*Exercise directions:* Exactly and only the lines from the one with "What's the underlying" through the end of the listing are to be transcribed, both ends included.
------ Excerpted records ------
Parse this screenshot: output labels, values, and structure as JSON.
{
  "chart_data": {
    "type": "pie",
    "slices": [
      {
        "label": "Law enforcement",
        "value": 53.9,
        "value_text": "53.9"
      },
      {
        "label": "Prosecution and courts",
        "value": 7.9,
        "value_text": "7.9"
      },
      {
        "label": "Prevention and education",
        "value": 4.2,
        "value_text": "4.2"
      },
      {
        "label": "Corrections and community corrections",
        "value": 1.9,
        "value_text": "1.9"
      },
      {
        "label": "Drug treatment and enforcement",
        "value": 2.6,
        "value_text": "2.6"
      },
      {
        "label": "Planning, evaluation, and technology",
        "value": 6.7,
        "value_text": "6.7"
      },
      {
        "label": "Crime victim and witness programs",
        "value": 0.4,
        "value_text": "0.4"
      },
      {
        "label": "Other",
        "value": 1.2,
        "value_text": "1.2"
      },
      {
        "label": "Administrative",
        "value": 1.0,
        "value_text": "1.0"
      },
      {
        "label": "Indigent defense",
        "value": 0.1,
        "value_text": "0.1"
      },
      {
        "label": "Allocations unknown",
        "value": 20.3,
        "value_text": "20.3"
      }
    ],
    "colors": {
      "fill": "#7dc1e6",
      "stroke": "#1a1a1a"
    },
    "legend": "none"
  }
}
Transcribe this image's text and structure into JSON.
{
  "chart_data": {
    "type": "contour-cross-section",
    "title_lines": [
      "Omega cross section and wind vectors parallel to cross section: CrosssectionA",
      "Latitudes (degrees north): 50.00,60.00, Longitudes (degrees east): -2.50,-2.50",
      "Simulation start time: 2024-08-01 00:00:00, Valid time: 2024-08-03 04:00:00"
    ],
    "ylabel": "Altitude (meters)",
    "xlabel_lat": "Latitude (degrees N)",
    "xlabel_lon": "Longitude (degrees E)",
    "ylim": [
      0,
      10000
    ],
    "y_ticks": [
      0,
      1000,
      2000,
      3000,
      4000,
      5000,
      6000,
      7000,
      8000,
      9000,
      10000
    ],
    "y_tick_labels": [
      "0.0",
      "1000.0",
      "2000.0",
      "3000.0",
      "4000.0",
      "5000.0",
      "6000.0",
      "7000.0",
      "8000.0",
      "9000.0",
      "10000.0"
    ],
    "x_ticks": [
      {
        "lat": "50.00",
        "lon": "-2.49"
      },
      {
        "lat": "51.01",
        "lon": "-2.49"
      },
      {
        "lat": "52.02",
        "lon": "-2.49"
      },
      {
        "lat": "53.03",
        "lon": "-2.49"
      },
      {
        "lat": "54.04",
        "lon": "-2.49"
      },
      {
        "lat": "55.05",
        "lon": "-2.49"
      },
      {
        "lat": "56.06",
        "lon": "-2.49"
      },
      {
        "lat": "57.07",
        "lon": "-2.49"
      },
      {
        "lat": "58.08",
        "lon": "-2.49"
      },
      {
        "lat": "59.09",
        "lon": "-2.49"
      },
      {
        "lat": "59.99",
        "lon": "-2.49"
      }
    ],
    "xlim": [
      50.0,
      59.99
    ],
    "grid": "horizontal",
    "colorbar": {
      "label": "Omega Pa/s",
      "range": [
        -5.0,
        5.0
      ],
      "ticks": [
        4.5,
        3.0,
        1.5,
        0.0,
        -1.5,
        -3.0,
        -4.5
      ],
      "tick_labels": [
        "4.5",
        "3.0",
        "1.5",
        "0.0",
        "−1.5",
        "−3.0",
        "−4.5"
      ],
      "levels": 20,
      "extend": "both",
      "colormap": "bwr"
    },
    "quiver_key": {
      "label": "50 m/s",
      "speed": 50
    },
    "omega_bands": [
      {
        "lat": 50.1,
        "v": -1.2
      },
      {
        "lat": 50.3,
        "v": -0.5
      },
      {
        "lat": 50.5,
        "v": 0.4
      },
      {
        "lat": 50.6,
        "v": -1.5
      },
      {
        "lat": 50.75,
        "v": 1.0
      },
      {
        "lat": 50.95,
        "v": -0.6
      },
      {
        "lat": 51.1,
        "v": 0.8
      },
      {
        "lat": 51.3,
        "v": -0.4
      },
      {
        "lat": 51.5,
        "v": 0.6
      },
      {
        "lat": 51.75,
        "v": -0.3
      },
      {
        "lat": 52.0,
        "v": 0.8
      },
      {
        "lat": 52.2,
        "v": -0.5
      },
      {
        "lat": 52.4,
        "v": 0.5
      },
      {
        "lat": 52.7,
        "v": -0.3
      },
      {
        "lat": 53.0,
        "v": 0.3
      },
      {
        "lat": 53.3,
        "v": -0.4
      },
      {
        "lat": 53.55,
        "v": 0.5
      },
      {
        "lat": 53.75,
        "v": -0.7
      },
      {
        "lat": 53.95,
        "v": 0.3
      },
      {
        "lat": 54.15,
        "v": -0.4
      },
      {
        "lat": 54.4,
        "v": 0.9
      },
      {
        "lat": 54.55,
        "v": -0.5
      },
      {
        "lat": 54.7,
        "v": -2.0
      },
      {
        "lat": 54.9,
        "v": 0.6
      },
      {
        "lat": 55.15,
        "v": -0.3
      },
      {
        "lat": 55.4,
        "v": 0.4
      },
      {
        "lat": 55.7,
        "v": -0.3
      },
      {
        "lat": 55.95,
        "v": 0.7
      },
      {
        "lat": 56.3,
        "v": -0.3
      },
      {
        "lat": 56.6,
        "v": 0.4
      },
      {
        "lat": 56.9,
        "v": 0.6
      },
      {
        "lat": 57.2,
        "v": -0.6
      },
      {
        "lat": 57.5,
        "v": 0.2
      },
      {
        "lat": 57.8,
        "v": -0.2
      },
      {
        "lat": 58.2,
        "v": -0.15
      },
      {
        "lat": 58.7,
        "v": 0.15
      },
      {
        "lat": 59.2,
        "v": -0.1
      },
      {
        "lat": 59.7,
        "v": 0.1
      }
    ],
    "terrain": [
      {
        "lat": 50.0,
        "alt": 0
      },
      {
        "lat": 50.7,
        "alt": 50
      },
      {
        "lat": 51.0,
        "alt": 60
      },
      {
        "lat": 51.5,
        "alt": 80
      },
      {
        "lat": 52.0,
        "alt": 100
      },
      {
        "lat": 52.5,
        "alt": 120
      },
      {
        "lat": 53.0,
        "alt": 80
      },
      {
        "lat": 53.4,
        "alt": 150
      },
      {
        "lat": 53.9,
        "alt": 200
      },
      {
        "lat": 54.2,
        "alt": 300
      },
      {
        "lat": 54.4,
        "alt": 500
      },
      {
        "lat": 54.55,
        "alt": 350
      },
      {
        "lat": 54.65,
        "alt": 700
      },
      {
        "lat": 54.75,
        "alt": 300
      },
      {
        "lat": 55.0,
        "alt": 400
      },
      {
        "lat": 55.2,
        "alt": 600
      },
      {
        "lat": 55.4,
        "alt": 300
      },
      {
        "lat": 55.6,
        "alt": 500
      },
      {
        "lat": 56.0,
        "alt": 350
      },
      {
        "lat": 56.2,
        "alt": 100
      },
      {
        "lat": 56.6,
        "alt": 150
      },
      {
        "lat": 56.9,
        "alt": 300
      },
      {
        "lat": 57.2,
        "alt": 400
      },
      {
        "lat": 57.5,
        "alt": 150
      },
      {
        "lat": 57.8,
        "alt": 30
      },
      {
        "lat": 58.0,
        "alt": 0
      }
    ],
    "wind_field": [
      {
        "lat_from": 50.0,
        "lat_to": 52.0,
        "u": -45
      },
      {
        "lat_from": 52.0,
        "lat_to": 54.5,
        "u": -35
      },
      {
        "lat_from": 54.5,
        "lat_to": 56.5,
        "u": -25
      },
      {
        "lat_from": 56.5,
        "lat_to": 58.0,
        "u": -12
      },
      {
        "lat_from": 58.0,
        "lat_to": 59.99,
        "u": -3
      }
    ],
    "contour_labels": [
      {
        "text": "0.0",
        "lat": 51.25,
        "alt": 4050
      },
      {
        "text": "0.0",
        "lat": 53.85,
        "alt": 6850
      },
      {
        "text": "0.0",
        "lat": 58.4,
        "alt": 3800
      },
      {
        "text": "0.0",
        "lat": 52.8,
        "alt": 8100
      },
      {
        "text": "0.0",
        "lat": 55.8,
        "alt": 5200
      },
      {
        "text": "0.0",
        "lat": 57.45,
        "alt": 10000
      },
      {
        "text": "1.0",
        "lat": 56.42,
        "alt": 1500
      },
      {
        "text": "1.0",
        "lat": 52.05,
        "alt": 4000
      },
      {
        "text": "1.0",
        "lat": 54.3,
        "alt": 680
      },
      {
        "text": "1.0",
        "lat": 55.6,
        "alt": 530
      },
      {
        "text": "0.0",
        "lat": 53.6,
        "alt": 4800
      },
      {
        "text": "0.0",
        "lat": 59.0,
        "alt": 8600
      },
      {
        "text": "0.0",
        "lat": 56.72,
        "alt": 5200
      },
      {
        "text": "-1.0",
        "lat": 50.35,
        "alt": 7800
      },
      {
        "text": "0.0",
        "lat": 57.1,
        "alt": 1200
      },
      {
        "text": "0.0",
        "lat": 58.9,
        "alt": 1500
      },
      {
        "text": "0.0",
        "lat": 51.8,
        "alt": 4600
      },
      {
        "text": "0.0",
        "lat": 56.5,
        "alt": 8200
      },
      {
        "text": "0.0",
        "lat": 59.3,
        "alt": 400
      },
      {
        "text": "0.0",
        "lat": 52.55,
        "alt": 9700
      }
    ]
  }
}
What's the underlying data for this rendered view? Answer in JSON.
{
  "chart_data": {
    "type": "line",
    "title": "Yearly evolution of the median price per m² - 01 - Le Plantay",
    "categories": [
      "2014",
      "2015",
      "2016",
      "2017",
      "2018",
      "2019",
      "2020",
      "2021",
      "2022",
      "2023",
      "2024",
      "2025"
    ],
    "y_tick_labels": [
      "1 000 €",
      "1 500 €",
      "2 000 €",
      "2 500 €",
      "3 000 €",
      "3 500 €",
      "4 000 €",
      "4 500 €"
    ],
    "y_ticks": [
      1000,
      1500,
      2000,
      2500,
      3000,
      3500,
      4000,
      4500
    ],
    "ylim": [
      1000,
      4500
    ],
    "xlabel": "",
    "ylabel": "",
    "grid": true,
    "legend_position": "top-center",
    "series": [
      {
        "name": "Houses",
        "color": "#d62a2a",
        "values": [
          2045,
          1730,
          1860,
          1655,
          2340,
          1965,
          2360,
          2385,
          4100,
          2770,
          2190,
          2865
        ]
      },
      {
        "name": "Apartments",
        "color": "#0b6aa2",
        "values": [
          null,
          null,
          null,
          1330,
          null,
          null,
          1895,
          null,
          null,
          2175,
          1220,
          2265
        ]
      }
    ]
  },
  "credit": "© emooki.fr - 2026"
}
------
*Response:*
What's the underlying data for this rendered view? Answer in JSON.
{
  "chart_data": {
    "type": "line",
    "title": "Yearly evolution of the median price per m² - 01 - Le Plantay",
    "categories": [
      "2014",
      "2015",
      "2016",
      "2017",
      "2018",
      "2019",
      "2020",
      "2021",
      "2022",
      "2023",
      "2024",
      "2025"
    ],
    "y_tick_labels": [
      "1 000 €",
      "1 500 €",
      "2 000 €",
      "2 500 €",
      "3 000 €",
      "3 500 €",
      "4 000 €",
      "4 500 €"
    ],
    "y_ticks": [
      1000,
      1500,
      2000,
      2500,
      3000,
      3500,
      4000,
      4500
    ],
    "ylim": [
      1000,
      4500
    ],
    "xlabel": "",
    "ylabel": "",
    "grid": true,
    "legend_position": "top-center",
    "series": [
      {
        "name": "Houses",
        "color": "#d62a2a",
        "values": [
          2045,
          1730,
          1860,
          1655,
          2340,
          1965,
          2360,
          2385,
          4100,
          2770,
          2190,
          2865
        ]
      },
      {
        "name": "Apartments",
        "color": "#0b6aa2",
        "values": [
          null,
          null,
          null,
          1330,
          null,
          null,
          1895,
          null,
          null,
          2175,
          1220,
          2265
        ]
      }
    ]
  },
  "credit": "© emooki.fr - 2026"
}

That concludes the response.